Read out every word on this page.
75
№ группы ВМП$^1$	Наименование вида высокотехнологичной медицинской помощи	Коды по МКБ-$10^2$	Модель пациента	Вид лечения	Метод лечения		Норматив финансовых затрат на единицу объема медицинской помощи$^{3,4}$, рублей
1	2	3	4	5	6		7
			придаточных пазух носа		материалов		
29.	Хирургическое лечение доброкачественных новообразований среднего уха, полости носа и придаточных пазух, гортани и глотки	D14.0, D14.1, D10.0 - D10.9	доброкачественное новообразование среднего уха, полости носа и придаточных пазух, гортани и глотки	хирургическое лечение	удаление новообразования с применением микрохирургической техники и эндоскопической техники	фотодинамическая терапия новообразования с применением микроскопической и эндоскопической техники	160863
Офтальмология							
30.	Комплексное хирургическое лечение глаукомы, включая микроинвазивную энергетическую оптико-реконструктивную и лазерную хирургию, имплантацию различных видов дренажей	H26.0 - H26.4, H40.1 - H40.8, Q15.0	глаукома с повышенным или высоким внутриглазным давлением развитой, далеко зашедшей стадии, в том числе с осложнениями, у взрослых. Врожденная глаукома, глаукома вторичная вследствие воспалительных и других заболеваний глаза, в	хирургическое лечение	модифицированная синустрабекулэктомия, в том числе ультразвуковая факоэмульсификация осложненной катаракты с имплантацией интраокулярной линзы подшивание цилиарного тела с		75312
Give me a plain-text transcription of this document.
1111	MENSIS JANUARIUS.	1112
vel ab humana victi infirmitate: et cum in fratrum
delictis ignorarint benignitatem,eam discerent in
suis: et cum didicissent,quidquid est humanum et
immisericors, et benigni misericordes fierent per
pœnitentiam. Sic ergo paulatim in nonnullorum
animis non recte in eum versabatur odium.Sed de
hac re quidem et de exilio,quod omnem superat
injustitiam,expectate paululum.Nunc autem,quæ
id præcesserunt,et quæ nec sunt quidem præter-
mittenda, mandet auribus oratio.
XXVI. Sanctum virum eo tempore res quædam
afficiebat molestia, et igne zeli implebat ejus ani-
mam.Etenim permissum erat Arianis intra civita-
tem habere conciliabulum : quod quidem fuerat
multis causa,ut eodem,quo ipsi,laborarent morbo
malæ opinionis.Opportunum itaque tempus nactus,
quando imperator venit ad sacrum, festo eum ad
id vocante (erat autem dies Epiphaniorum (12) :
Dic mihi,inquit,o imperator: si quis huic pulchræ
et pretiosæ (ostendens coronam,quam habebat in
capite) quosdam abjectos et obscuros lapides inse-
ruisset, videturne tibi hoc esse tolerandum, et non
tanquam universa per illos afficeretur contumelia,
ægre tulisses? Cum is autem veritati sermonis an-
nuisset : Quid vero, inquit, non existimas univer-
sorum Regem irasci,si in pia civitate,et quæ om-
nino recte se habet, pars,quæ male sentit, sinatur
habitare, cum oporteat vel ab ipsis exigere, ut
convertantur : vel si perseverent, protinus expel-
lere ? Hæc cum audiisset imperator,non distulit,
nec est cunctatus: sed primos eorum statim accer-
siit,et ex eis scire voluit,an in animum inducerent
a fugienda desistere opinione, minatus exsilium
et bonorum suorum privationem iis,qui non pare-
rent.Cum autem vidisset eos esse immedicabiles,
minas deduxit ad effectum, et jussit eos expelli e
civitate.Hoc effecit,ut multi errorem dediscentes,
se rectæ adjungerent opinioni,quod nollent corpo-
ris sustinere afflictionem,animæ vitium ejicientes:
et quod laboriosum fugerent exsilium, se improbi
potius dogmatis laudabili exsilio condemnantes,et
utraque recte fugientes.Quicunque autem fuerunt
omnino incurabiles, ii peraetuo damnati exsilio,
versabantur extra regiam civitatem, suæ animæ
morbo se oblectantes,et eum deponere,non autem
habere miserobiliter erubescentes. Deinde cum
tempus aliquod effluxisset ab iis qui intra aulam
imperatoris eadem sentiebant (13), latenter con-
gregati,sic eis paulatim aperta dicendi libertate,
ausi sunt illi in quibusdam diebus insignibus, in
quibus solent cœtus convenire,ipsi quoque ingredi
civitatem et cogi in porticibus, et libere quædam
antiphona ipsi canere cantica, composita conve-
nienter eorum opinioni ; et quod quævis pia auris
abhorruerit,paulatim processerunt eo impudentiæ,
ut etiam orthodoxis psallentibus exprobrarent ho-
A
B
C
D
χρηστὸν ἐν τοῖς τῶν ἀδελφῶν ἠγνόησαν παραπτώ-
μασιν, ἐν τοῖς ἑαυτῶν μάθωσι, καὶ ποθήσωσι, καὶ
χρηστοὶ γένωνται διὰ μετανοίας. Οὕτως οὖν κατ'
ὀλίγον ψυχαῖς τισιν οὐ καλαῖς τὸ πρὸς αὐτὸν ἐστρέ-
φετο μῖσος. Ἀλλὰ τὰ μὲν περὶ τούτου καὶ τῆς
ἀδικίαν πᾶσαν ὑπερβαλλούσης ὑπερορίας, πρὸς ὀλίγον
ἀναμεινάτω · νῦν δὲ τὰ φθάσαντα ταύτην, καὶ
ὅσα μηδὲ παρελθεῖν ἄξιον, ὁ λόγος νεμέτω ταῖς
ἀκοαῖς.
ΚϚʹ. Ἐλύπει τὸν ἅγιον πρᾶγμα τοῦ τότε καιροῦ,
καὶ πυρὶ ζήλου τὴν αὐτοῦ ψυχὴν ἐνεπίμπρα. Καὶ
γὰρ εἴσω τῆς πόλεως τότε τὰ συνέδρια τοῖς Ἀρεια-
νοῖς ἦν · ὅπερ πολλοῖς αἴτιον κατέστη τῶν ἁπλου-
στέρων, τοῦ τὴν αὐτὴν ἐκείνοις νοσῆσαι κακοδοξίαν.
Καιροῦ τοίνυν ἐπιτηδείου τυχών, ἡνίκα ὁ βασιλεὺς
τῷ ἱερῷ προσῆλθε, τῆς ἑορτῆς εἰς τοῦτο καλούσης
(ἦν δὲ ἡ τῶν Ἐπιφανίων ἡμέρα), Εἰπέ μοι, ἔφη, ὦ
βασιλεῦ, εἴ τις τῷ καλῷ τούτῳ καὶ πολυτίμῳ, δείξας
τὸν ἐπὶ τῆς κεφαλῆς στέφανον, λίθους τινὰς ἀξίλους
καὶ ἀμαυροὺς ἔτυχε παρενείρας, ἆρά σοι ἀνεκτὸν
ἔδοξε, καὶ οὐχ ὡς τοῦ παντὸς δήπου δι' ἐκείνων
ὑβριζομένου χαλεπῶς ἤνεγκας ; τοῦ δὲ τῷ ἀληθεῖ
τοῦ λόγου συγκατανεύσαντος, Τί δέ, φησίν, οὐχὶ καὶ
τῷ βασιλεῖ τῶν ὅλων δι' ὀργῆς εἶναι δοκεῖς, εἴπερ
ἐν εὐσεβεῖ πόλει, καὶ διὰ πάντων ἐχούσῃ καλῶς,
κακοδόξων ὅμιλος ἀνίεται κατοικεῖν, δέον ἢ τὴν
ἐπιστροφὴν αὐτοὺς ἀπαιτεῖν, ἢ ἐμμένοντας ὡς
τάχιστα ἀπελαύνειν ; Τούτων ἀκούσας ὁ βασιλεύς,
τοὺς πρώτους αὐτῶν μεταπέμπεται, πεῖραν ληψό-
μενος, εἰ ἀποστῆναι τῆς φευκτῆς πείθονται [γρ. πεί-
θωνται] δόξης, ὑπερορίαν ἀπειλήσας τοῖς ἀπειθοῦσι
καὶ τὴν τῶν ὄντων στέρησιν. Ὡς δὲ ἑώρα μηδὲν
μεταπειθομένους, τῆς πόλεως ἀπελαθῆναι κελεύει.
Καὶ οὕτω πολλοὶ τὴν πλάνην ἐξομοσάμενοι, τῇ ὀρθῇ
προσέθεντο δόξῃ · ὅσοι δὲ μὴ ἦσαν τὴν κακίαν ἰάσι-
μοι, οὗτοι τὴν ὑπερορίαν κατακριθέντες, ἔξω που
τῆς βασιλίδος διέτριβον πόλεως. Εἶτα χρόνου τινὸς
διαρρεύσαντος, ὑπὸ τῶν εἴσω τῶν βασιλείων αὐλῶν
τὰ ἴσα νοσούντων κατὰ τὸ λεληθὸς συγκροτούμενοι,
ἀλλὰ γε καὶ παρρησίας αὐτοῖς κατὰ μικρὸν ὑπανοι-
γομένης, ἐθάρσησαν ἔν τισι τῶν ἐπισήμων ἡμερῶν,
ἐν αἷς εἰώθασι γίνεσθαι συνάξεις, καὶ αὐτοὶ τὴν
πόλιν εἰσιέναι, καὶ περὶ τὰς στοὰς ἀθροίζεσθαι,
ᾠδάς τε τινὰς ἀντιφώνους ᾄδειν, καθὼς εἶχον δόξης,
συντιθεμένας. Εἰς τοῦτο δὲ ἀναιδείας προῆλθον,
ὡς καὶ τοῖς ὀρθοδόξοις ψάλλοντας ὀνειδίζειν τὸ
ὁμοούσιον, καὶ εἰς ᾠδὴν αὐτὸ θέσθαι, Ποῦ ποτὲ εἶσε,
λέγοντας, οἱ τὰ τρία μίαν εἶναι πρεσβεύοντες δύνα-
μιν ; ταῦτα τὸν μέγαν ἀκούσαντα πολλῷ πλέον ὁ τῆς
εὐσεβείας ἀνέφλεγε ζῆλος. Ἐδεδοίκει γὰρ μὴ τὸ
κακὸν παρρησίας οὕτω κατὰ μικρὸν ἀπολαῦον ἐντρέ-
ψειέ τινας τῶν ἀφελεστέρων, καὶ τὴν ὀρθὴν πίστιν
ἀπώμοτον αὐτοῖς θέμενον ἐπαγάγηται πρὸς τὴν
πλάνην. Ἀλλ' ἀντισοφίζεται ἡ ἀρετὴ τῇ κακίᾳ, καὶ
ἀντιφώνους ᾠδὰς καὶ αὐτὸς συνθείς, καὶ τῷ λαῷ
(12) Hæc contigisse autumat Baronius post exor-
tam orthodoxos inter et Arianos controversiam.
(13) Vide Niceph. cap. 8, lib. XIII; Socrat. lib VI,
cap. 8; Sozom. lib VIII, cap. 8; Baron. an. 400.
○ ○ ○ ○
**Aim:** Gather all lines of the records that include the word "habere".

**Finished task:**
tem habere conciliabulum : quod quidem fuerat
habere miserobiliter erubescentes. Deinde cum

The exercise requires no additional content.